--- start ---

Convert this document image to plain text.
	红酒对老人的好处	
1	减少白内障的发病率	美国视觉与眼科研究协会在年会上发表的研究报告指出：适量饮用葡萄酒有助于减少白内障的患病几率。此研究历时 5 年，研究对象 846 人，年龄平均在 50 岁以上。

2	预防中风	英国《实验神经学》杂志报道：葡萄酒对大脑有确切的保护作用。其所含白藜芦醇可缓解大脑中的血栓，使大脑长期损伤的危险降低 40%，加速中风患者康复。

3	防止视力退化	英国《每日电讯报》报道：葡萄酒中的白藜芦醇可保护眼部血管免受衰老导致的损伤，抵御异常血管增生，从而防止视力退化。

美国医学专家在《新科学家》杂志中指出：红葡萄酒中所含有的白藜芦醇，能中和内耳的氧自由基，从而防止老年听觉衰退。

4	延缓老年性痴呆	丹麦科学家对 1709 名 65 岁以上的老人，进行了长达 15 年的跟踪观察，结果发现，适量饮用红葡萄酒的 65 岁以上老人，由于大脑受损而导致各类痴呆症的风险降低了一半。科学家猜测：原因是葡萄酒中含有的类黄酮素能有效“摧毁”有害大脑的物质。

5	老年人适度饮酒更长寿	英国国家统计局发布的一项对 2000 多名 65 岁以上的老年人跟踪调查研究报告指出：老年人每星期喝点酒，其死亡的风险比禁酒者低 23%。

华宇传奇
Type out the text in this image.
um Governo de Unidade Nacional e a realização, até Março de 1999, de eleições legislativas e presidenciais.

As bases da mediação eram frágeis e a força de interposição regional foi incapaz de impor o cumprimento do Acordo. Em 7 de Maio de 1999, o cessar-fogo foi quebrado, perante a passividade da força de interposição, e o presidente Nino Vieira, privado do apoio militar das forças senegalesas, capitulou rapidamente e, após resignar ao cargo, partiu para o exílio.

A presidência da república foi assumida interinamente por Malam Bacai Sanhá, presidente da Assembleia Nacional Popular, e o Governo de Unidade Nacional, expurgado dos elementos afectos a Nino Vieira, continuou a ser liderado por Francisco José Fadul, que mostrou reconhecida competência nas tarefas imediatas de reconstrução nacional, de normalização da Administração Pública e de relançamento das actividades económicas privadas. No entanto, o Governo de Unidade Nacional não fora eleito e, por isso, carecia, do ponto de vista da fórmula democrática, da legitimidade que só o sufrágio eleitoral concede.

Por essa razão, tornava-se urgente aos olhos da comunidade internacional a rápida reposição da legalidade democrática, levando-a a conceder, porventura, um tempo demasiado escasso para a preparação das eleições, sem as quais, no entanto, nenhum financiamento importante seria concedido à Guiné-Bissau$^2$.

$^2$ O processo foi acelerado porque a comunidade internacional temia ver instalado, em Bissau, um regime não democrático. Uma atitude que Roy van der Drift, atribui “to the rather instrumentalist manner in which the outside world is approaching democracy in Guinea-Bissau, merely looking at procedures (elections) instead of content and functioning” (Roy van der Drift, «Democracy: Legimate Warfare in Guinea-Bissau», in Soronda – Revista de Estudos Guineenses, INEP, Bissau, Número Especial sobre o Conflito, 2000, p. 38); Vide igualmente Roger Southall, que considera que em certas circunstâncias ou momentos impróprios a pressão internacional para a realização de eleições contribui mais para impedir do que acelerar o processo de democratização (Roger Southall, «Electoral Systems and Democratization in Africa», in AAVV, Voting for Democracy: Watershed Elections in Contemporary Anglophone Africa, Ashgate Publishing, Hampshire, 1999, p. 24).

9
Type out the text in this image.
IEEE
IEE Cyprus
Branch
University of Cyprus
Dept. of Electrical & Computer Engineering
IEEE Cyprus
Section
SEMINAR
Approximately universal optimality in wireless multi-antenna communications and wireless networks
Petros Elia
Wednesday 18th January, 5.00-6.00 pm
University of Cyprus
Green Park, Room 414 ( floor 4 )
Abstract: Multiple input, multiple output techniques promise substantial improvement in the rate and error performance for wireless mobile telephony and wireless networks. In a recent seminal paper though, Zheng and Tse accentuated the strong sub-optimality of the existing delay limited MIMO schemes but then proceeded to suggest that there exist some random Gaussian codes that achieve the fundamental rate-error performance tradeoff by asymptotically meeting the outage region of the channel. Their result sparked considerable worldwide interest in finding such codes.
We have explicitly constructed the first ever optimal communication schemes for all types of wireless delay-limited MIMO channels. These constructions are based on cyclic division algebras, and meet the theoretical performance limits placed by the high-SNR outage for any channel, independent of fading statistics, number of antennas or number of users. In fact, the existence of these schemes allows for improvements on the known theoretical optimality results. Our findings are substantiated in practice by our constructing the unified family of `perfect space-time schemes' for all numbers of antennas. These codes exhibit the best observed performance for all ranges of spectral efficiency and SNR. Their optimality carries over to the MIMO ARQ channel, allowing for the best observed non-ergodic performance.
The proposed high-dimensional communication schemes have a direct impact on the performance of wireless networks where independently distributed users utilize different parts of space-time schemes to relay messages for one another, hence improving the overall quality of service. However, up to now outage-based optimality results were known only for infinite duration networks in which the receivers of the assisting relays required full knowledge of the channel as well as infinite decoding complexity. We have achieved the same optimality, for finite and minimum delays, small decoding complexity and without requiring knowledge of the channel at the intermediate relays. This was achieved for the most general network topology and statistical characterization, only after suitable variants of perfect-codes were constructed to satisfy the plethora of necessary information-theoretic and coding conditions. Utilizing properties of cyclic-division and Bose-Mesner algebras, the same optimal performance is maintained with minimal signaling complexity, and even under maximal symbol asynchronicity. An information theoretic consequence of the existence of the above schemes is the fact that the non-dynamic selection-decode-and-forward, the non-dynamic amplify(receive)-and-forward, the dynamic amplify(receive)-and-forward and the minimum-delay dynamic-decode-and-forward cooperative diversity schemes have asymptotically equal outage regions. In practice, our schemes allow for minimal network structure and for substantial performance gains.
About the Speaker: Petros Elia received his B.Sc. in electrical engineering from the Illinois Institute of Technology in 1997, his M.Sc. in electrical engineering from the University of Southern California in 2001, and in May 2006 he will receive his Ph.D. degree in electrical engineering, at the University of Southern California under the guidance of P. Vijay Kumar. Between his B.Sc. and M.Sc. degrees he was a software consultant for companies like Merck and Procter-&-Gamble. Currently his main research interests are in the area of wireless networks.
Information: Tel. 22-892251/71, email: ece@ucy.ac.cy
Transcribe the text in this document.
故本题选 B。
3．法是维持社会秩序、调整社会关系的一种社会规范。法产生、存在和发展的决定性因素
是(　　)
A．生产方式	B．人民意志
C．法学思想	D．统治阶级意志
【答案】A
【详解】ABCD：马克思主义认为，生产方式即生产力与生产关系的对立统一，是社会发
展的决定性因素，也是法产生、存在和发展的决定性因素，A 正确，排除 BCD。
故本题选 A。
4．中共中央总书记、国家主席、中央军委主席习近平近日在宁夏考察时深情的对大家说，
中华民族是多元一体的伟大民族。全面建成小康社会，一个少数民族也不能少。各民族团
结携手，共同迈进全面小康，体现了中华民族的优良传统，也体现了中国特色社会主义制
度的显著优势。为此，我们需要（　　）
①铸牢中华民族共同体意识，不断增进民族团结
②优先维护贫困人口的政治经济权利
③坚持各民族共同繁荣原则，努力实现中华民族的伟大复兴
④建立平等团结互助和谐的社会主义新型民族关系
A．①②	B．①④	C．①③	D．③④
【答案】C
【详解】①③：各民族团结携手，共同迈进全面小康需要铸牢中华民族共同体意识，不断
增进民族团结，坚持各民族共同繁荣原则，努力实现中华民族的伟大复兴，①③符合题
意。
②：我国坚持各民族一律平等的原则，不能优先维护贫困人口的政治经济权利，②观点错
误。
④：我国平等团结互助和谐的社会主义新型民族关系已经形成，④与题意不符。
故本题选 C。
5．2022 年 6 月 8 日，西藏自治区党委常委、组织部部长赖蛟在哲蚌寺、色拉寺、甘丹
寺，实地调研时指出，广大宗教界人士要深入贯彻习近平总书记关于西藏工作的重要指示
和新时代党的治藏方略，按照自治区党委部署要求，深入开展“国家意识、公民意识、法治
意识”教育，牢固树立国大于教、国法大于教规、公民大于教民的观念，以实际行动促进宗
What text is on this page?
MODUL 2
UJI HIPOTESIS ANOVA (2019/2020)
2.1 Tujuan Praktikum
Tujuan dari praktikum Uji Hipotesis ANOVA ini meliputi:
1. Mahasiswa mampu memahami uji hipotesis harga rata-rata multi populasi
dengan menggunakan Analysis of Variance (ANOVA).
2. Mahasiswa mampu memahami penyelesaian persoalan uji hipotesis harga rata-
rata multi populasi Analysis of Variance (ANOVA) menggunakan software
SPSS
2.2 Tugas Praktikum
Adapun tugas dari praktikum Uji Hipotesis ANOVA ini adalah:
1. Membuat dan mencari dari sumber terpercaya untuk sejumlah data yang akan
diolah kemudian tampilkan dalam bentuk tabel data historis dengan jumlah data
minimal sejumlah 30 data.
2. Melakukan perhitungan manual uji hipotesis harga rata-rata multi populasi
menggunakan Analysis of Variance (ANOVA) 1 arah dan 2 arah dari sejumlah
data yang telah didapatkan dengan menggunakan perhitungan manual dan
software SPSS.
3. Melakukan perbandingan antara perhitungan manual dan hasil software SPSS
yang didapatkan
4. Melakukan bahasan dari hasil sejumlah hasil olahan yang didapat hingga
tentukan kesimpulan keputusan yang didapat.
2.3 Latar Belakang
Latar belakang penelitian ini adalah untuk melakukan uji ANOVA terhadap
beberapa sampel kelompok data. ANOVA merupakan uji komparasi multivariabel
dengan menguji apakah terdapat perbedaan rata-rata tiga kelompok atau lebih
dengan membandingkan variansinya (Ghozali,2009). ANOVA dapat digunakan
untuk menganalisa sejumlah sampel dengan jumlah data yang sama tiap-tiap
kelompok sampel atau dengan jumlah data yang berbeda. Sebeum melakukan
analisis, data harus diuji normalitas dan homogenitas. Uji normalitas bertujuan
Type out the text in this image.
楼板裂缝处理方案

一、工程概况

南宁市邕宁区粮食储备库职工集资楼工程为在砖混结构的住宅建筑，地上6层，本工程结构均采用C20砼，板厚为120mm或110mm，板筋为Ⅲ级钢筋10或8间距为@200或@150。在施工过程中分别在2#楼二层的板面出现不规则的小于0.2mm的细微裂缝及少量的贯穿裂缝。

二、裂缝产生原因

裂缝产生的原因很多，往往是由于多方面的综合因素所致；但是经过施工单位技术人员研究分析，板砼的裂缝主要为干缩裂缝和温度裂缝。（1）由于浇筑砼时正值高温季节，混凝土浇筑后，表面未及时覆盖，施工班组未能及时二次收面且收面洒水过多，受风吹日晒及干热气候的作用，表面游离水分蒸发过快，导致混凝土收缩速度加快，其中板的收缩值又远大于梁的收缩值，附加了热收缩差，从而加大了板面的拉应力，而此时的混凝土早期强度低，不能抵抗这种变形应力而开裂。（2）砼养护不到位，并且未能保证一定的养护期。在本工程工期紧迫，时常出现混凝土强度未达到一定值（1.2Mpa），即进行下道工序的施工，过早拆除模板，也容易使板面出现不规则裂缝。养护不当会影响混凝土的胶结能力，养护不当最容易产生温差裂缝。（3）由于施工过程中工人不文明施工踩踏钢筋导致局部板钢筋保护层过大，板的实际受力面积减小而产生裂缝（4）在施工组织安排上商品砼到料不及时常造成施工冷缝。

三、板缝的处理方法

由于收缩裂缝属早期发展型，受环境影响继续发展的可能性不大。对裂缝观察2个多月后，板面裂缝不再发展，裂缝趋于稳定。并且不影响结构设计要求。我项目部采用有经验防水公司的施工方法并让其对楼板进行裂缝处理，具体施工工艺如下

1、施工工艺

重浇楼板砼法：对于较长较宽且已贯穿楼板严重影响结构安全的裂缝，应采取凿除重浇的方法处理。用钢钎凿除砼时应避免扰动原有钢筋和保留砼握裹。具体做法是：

--- end ---

◆ Task to carry out ◆
From the data, pick out every line that includes "memahami".

◆ Complete answer ◆
1. Mahasiswa mampu memahami uji hipotesis harga rata-rata multi populasi
2. Mahasiswa mampu memahami penyelesaian persoalan uji hipotesis harga rata-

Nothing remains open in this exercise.